▶ _What you need to do_: Set the listing down unchanged, minus every embedded image.

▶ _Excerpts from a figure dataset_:
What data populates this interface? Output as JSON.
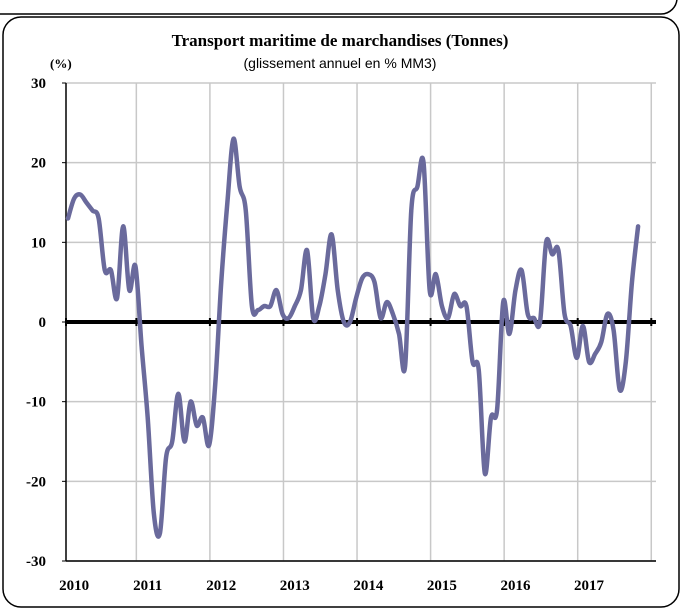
{
  "chart_data": {
    "type": "line",
    "title": "Transport maritime de marchandises (Tonnes)",
    "subtitle": "(glissement annuel en % MM3)",
    "y_label": "(%)",
    "categories": [
      null,
      "2010",
      null,
      null,
      null,
      null,
      null,
      null,
      null,
      null,
      null,
      null,
      null,
      "2011",
      null,
      null,
      null,
      null,
      null,
      null,
      null,
      null,
      null,
      null,
      null,
      "2012",
      null,
      null,
      null,
      null,
      null,
      null,
      null,
      null,
      null,
      null,
      null,
      "2013",
      null,
      null,
      null,
      null,
      null,
      null,
      null,
      null,
      null,
      null,
      null,
      "2014",
      null,
      null,
      null,
      null,
      null,
      null,
      null,
      null,
      null,
      null,
      null,
      "2015",
      null,
      null,
      null,
      null,
      null,
      null,
      null,
      null,
      null,
      null,
      null,
      "2016",
      null,
      null,
      null,
      null,
      null,
      null,
      null,
      null,
      null,
      null,
      null,
      "2017",
      null,
      null,
      null,
      null,
      null,
      null,
      null,
      null
    ],
    "series": [
      {
        "name": "Transport maritime",
        "color": "#6a6a9c",
        "values": [
          13,
          15.5,
          16,
          15,
          14,
          13,
          6.5,
          6.5,
          3,
          12,
          4,
          7,
          -3,
          -12,
          -24,
          -26.5,
          -17,
          -15,
          -9,
          -15,
          -10,
          -13,
          -12,
          -15.5,
          -8,
          5,
          15,
          23,
          17,
          14,
          2,
          1.5,
          2,
          2,
          4,
          1,
          0.5,
          2,
          4,
          9,
          0.5,
          2,
          6,
          11,
          4,
          0,
          0,
          3,
          5.5,
          6,
          5,
          0.5,
          2.5,
          1,
          -1.5,
          -5.5,
          14,
          17,
          20,
          4,
          6,
          2,
          0.5,
          3.5,
          2,
          2,
          -5,
          -6,
          -19,
          -12,
          -11,
          2.5,
          -1.5,
          4,
          6.5,
          1,
          0.5,
          0,
          10,
          8.5,
          9,
          1,
          -0.5,
          -4.5,
          -0.5,
          -5,
          -4,
          -2.5,
          1,
          -1,
          -8.5,
          -5,
          5,
          12
        ]
      }
    ],
    "ylim": [
      -30,
      30
    ],
    "yticks": [
      -30,
      -20,
      -10,
      0,
      10,
      20,
      30
    ],
    "grid": true
  }
}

▶ _Complete output_:
What data populates this interface? Output as JSON.
{
  "chart_data": {
    "type": "line",
    "title": "Transport maritime de marchandises (Tonnes)",
    "subtitle": "(glissement annuel en % MM3)",
    "y_label": "(%)",
    "categories": [
      null,
      "2010",
      null,
      null,
      null,
      null,
      null,
      null,
      null,
      null,
      null,
      null,
      null,
      "2011",
      null,
      null,
      null,
      null,
      null,
      null,
      null,
      null,
      null,
      null,
      null,
      "2012",
      null,
      null,
      null,
      null,
      null,
      null,
      null,
      null,
      null,
      null,
      null,
      "2013",
      null,
      null,
      null,
      null,
      null,
      null,
      null,
      null,
      null,
      null,
      null,
      "2014",
      null,
      null,
      null,
      null,
      null,
      null,
      null,
      null,
      null,
      null,
      null,
      "2015",
      null,
      null,
      null,
      null,
      null,
      null,
      null,
      null,
      null,
      null,
      null,
      "2016",
      null,
      null,
      null,
      null,
      null,
      null,
      null,
      null,
      null,
      null,
      null,
      "2017",
      null,
      null,
      null,
      null,
      null,
      null,
      null,
      null
    ],
    "series": [
      {
        "name": "Transport maritime",
        "color": "#6a6a9c",
        "values": [
          13,
          15.5,
          16,
          15,
          14,
          13,
          6.5,
          6.5,
          3,
          12,
          4,
          7,
          -3,
          -12,
          -24,
          -26.5,
          -17,
          -15,
          -9,
          -15,
          -10,
          -13,
          -12,
          -15.5,
          -8,
          5,
          15,
          23,
          17,
          14,
          2,
          1.5,
          2,
          2,
          4,
          1,
          0.5,
          2,
          4,
          9,
          0.5,
          2,
          6,
          11,
          4,
          0,
          0,
          3,
          5.5,
          6,
          5,
          0.5,
          2.5,
          1,
          -1.5,
          -5.5,
          14,
          17,
          20,
          4,
          6,
          2,
          0.5,
          3.5,
          2,
          2,
          -5,
          -6,
          -19,
          -12,
          -11,
          2.5,
          -1.5,
          4,
          6.5,
          1,
          0.5,
          0,
          10,
          8.5,
          9,
          1,
          -0.5,
          -4.5,
          -0.5,
          -5,
          -4,
          -2.5,
          1,
          -1,
          -8.5,
          -5,
          5,
          12
        ]
      }
    ],
    "ylim": [
      -30,
      30
    ],
    "yticks": [
      -30,
      -20,
      -10,
      0,
      10,
      20,
      30
    ],
    "grid": true
  }
}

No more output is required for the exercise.